───── Texte fourni ─────
Si maintenant le chrétien, comme j’ai dit, a été amené au sentiment de mépris de lui-même par quelques erreurs, donc par une fausse explication anti-scientifique de ses actions et de ses sentiments, il doit remarquer avec un extrême étonnement comment cet état de mépris, de remords de conscience, de déplaisir en général, ne tient pas, comment à l’occasion des heures arrivent où tout cela lui a fui de l’âme et où il se sent de nouveau libre et courageux. En vérité, c’est le contentement de soi-même, le bien-être dans sa propre force, de concert avec l’affaiblissement nécessaire de toute excitation profonde par le temps, qui a remporté la victoire : l’homme s’aime de nouveau, il le sent, — mais précisément cet amour neuf, cette neuve estime de soi lui apparaît incroyable, il ne peut y voir que la descente tout imméritée d’un rayon de la grâce d’en-haut. Si auparavant il croyait dans toutes les impressions percevoir des avertissements, des menaces, des punitions et toutes sortes d’indices du courroux divin, il se fait maintenant une interprétation qui donne accès dans ses épreuves à la bonté divine ; cet événement lui advient aimable, cet autre comme une indication secourable, un troisième, et notamment toute sa disposition joyeuse, comme une preuve que Dieu est généreux. De même qu’auparavant, surtout dans l’état de déplaisir, il trouvait de ses actions une explication fausse, de même à présent de ses impressions ; sa disposition consolée est par lui connue comme l’effet d’une puissance régnant hors de lui, l’amour avec lequel au fond il s’aime lui-même lui apparaît comme un amour divin ; ce qu’il nomme grâce et prélude de la rédemption est en réalité grâce envers lui-même, rédemption de lui-même.
───── Données enregistrées ─────
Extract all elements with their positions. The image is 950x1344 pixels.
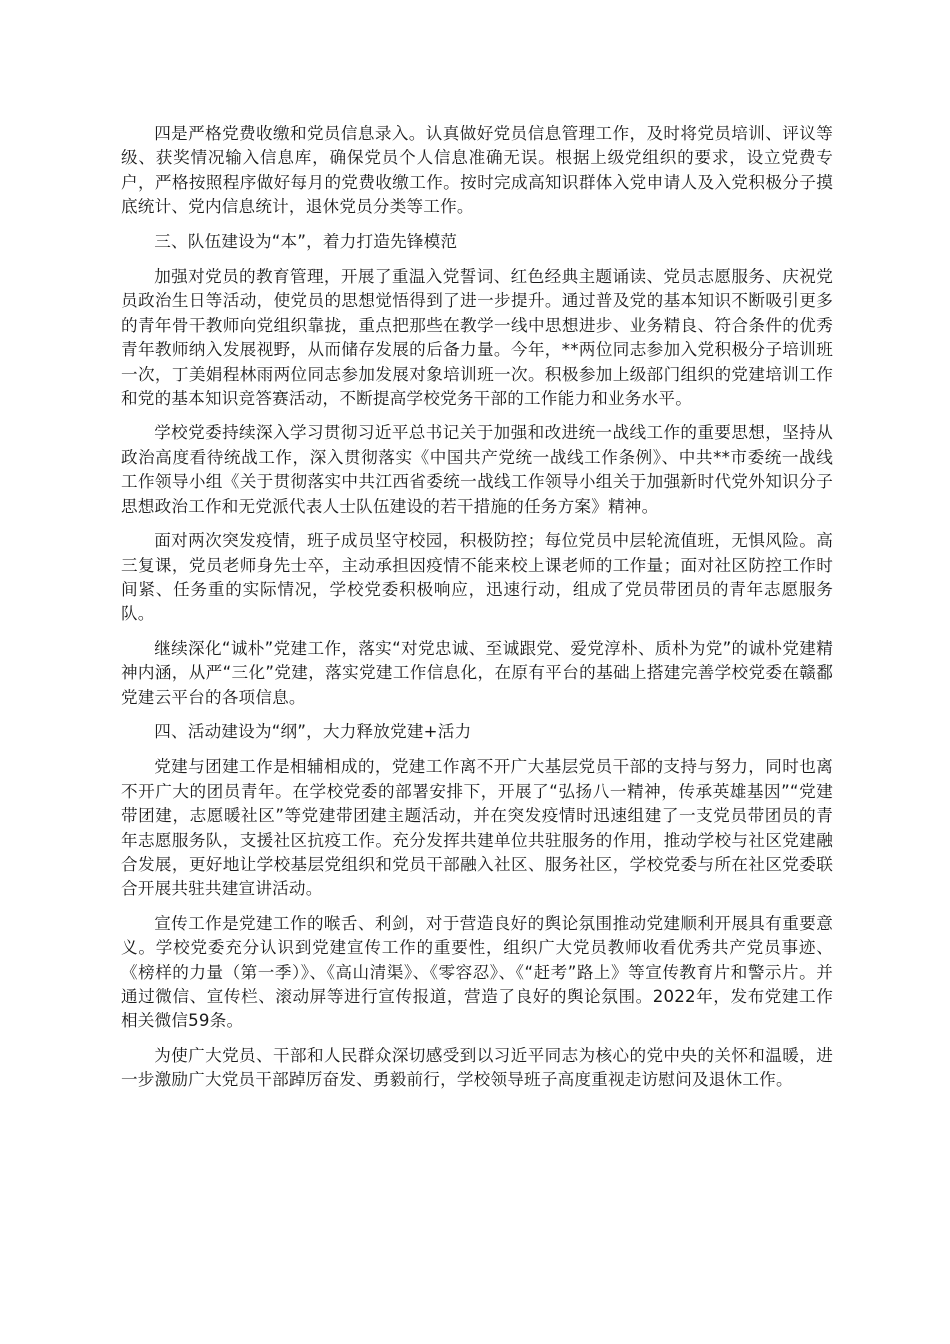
paragraph-party-youth-league: 党建与团建工作是相辅相成的，党建工作离不开广大基层党员干部的支持与努力，同时也离不开广大的团员青年。在学校党委的部署安排下，开展了“弘扬八一精神，传承英雄基因”“党建带团建，志愿暖社区”等党建带团建主题活动，并在突发疫情时迅速组建了一支党员带团员的青年志愿服务队，支援社区抗疫工作。充分发挥共建单位共驻服务的作用，推动学校与社区党建融合发展，更好地让学校基层党组织和党员干部融入社区、服务社区，学校党委与所在社区党委联合开展共驻共建宣讲活动。 (121, 757, 833, 899)
paragraph-united-front: 学校党委持续深入学习贯彻习近平总书记关于加强和改进统一战线工作的重要思想，坚持从政治高度看待统战工作，深入贯彻落实《中国共产党统一战线工作条例》、中共**市委统一战线工作领导小组《关于贯彻落实中共江西省委统一战线工作领导小组关于加强新时代党外知识分子思想政治工作和无党派代表人士队伍建设的若干措施的任务方案》精神。 (121, 423, 833, 516)
section-heading-team-building: 三、队伍建设为“本”，着力打造先锋模范 (154, 231, 458, 251)
section-heading-activity-building: 四、活动建设为“纲”，大力释放党建+活力 (154, 721, 472, 741)
paragraph-epidemic-response: 面对两次突发疫情，班子成员坚守校园，积极防控；每位党员中层轮流值班，无惧风险。高三复课，党员老师身先士卒，主动承担因疫情不能来校上课老师的工作量；面对社区防控工作时间紧、任务重的实际情况，学校党委积极响应，迅速行动，组成了党员带团员的青年志愿服务队。 (121, 531, 833, 624)
paragraph-chengpu-party-building: 继续深化“诚朴”党建工作，落实“对党忠诚、至诚跟党、爱党淳朴、质朴为党”的诚朴党建精神内涵，从严“三化”党建，落实党建工作信息化，在原有平台的基础上搭建完善学校党委在赣鄱党建云平台的各项信息。 (121, 638, 833, 707)
paragraph-member-education: 加强对党员的教育管理，开展了重温入党誓词、红色经典主题诵读、党员志愿服务、庆祝党员政治生日等活动，使党员的思想觉悟得到了进一步提升。通过普及党的基本知识不断吸引更多的青年骨干教师向党组织靠拢，重点把那些在教学一线中思想进步、业务精良、符合条件的优秀青年教师纳入发展视野，从而储存发展的后备力量。今年，**两位同志参加入党积极分子培训班一次，丁美娟程林雨两位同志参加发展对象培训班一次。积极参加上级部门组织的党建培训工作和党的基本知识竞答赛活动，不断提高学校党务干部的工作能力和业务水平。 (121, 267, 833, 409)
paragraph-party-fees: 四是严格党费收缴和党员信息录入。认真做好党员信息管理工作，及时将党员培训、评议等级、获奖情况输入信息库，确保党员个人信息准确无误。根据上级党组织的要求，设立党费专户，严格按照程序做好每月的党费收缴工作。按时完成高知识群体入党申请人及入党积极分子摸底统计、党内信息统计，退休党员分类等工作。 (121, 124, 833, 217)
paragraph-publicity-work: 宣传工作是党建工作的喉舌、利剑，对于营造良好的舆论氛围推动党建顺利开展具有重要意义。学校党委充分认识到党建宣传工作的重要性，组织广大党员教师收看优秀共产党员事迹、《榜样的力量（第一季）》、《高山清渠》、《零容忍》、《“赶考”路上》等宣传教育片和警示片。并通过微信、宣传栏、滚动屏等进行宣传报道，营造了良好的舆论氛围。2022年，发布党建工作相关微信59条。 (121, 913, 833, 1031)
document-page (121, 122, 833, 1103)
paragraph-condolence-visits: 为使广大党员、干部和人民群众深切感受到以习近平同志为核心的党中央的关怀和温暖，进一步激励广大党员干部踔厉奋发、勇毅前行，学校领导班子高度重视走访慰问及退休工作。 (121, 1045, 833, 1090)
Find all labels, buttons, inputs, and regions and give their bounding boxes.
─────
- Objectif: Poursuivez le texte sur le chrétien, le mépris de soi et la grâce à partir de sa dernière phrase. Le matériel présenté forme un ensemble distinct du texte.

- Exercice corrigé:
135.

Ainsi : une psychologie fausse déterminée, une certaine espèce de fantaisie dans l’interprétation de ses mobiles et de ses aventures, est la condition nécessaire de ce qu’un homme devient chrétien et ressent le besoin de la rédemption. Voit-on clair dans cet égarement de la raison et de l’imagination, on cesse d’être chrétien.

136.

De l’ascétisme et de la sainteté chrétienne. — Autant des penseurs isolés se sont efforcés d’établir, dans ces rares manifestations de la moralité qu’on a coutume d’appeler ascétisme et sainteté, une chose miraculeuse, sous le nez de laquelle tenir la lumière d’une explication raisonnable est déjà presque un crime et un sacrilège : autant est forte à son tour la séduction qui mène à ce crime. Une puissante impulsion naturelle a de tout temps conduit à protester en général contre ces manifestations ; la science étant, comme il a été dit, une imitation de la nature, se permet au moins d’élever des objections contre leur prétendue inexplicabilité, pour ne pas dire inaccessibilité. Il est vrai que jusqu’ici elle n’y a pas réussi : ces manifestations sont toujours inexpliquées, à la grande satisfaction des dits vénérateurs du merveilleux moral. Car, à parler en général : l’inexpliqué doit être absolument inexplicable, l’inexplicable absolument anti-naturel, surnaturel, miraculeux — voilà l’axiome qui se formule dans les âmes de tous les religieux et métaphysiciens (des artistes aussi, lorsqu’ils sont en même temps penseurs) ; au lieu que l’homme de science voit dans cet axiome le « mauvais principe ». — La première vraisemblance générale à laquelle on arrivera par la considération de la sainteté et de l’ascétisme est celle-ci, que leur nature est compliquée : car presque partout, dans le monde physique comme dans le monde moral, on s’est heureusement trouvé de réduire le prétendu merveilleux au compliqué, au multiplement conditionné. Risquons-nous donc à isoler d’abord quelques impulsions de l’âme des saints et des ascètes et, pour finir, à nous les figurer combinées ensemble.

137.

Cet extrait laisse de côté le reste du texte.